(WORK INSTRUCTION):
Output only the lines that run from the line holding "What text is on this page?" to the end of the entries, both ends included, and skip the pictures.

SOURCE DATA START

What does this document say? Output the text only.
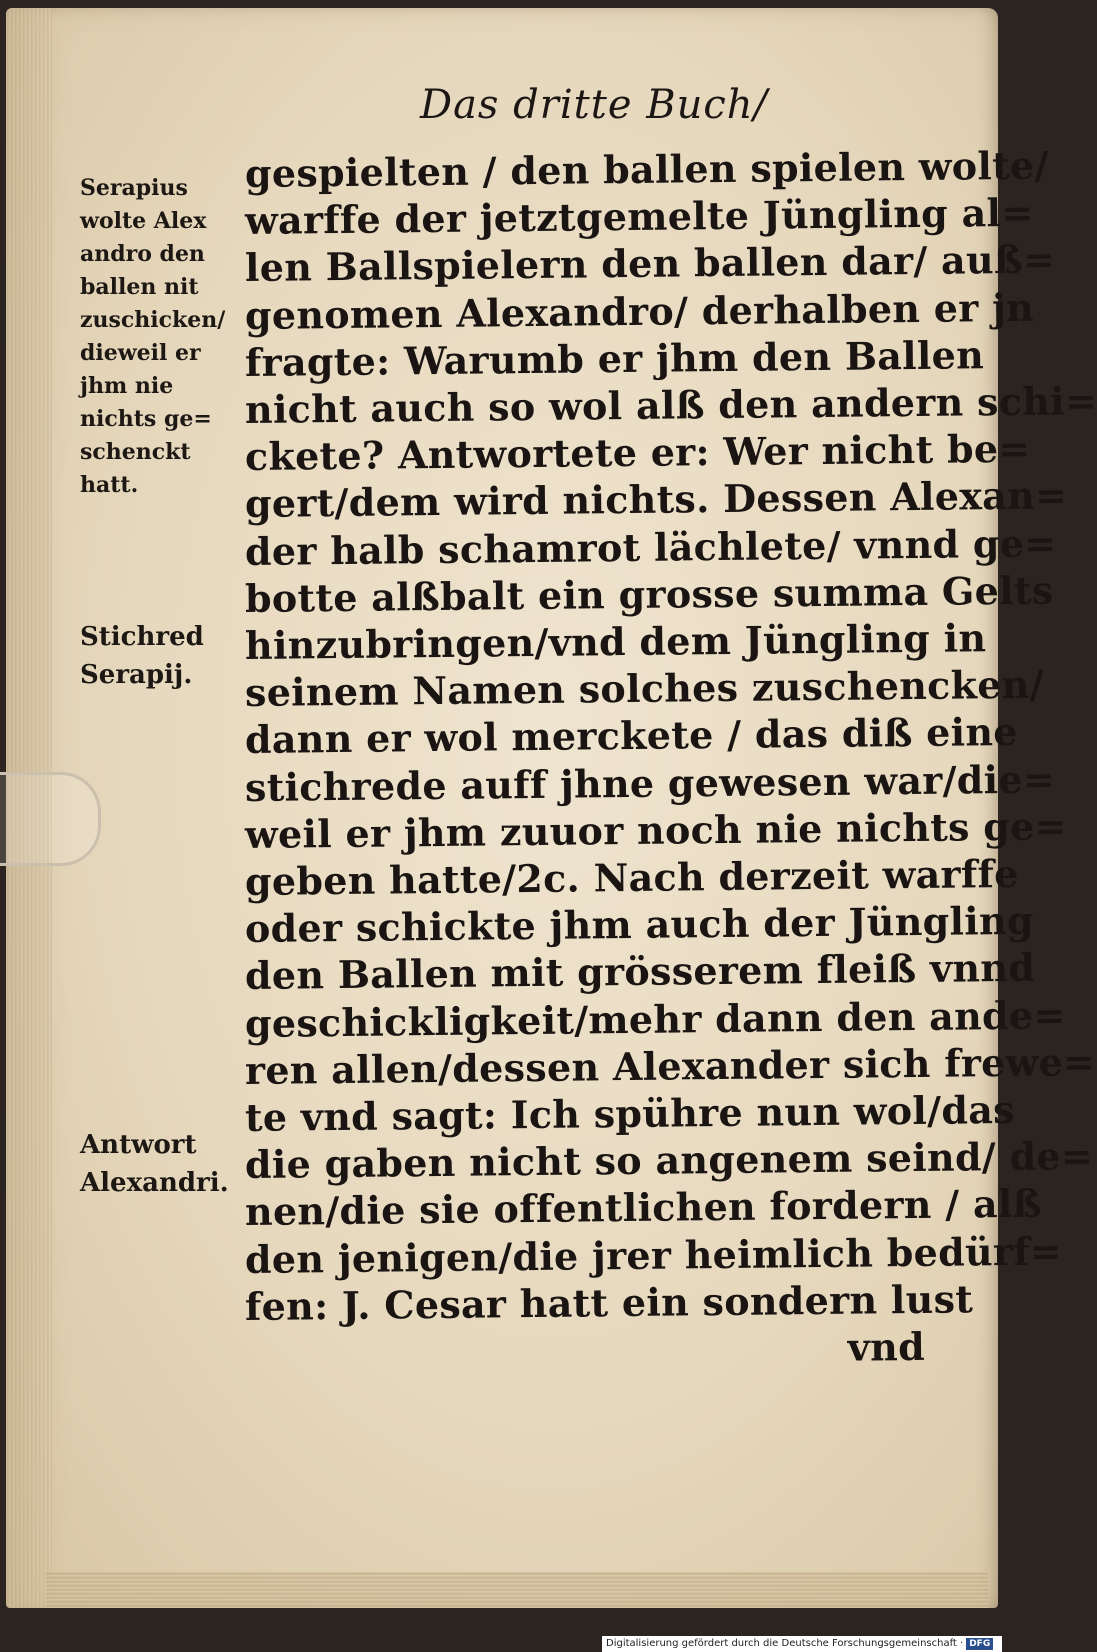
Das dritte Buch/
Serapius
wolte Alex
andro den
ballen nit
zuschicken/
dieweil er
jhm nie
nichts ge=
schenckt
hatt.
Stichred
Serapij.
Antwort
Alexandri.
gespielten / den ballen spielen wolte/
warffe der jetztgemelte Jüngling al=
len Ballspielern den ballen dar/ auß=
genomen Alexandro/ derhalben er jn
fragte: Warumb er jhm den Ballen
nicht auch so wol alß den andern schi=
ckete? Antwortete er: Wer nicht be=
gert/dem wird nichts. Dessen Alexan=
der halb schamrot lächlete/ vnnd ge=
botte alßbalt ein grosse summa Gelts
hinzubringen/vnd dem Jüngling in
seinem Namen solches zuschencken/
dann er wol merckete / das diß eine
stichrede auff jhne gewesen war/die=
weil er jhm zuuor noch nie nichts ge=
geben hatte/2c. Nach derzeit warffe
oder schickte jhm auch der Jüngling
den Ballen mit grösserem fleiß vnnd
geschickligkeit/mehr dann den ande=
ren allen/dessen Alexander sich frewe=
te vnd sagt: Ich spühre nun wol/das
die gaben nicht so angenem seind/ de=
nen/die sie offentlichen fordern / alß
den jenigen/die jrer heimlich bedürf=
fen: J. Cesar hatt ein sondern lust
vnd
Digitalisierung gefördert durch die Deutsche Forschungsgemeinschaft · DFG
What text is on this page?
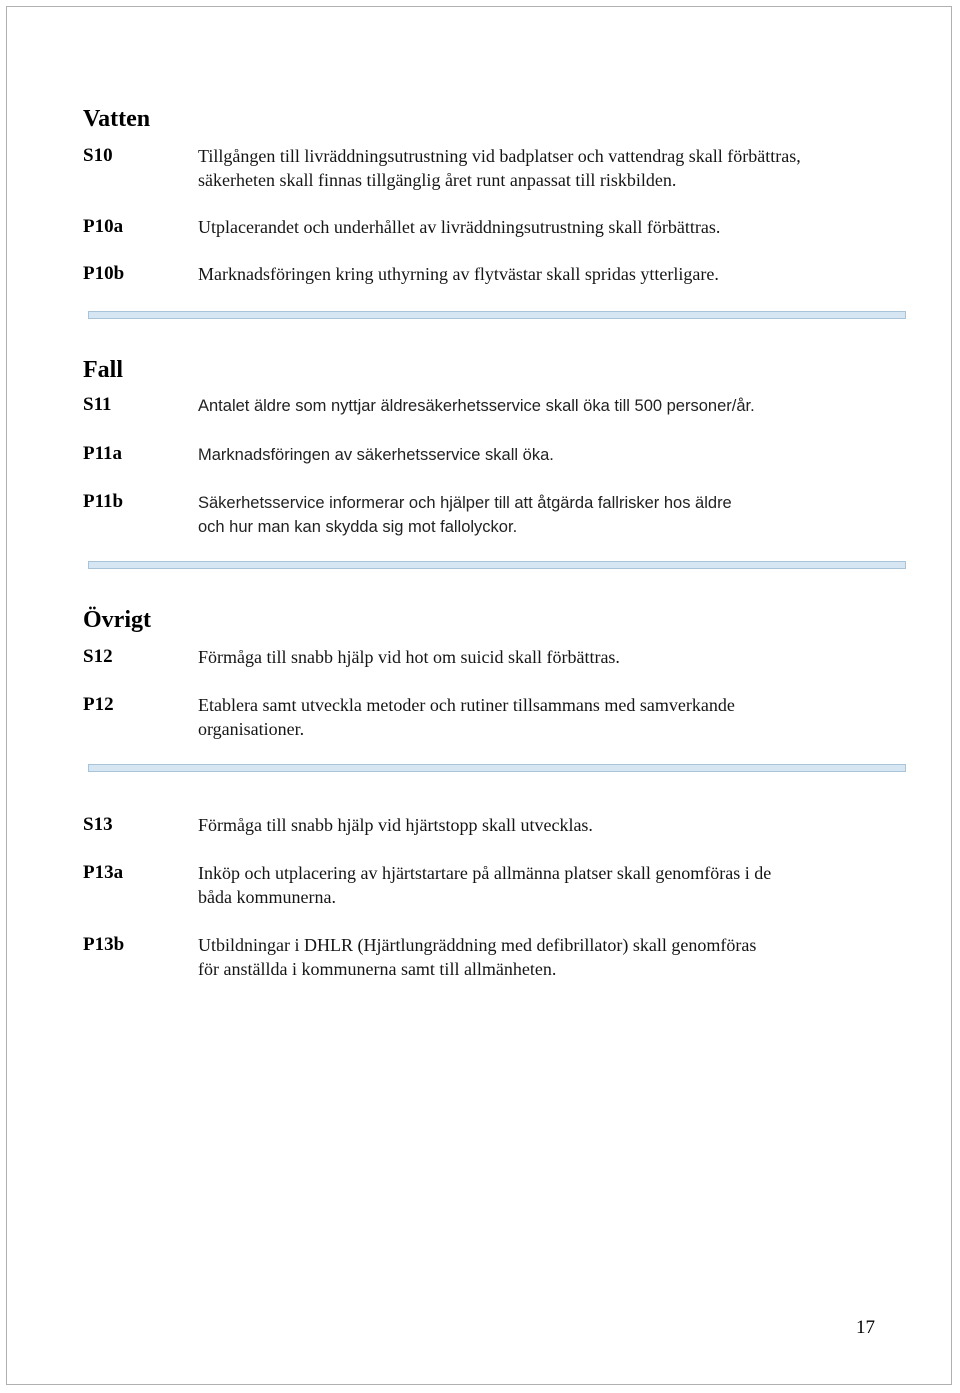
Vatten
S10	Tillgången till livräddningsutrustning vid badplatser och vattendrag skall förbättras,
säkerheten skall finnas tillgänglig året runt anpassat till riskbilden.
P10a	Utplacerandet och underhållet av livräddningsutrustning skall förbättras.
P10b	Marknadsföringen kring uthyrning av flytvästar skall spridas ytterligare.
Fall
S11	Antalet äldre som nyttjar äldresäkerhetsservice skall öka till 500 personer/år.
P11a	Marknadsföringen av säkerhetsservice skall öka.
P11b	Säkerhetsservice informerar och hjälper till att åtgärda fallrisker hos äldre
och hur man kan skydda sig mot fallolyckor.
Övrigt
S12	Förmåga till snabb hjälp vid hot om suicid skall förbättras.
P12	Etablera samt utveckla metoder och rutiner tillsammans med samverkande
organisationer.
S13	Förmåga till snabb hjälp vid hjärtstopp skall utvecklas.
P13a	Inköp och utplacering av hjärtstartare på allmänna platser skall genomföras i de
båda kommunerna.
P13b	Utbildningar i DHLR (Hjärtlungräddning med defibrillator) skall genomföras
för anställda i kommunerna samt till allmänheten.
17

SOURCE DATA END

(YOUR RESPONSE):
What text is on this page?
Vatten
S10	Tillgången till livräddningsutrustning vid badplatser och vattendrag skall förbättras,
säkerheten skall finnas tillgänglig året runt anpassat till riskbilden.
P10a	Utplacerandet och underhållet av livräddningsutrustning skall förbättras.
P10b	Marknadsföringen kring uthyrning av flytvästar skall spridas ytterligare.
Fall
S11	Antalet äldre som nyttjar äldresäkerhetsservice skall öka till 500 personer/år.
P11a	Marknadsföringen av säkerhetsservice skall öka.
P11b	Säkerhetsservice informerar och hjälper till att åtgärda fallrisker hos äldre
och hur man kan skydda sig mot fallolyckor.
Övrigt
S12	Förmåga till snabb hjälp vid hot om suicid skall förbättras.
P12	Etablera samt utveckla metoder och rutiner tillsammans med samverkande
organisationer.
S13	Förmåga till snabb hjälp vid hjärtstopp skall utvecklas.
P13a	Inköp och utplacering av hjärtstartare på allmänna platser skall genomföras i de
båda kommunerna.
P13b	Utbildningar i DHLR (Hjärtlungräddning med defibrillator) skall genomföras
för anställda i kommunerna samt till allmänheten.
17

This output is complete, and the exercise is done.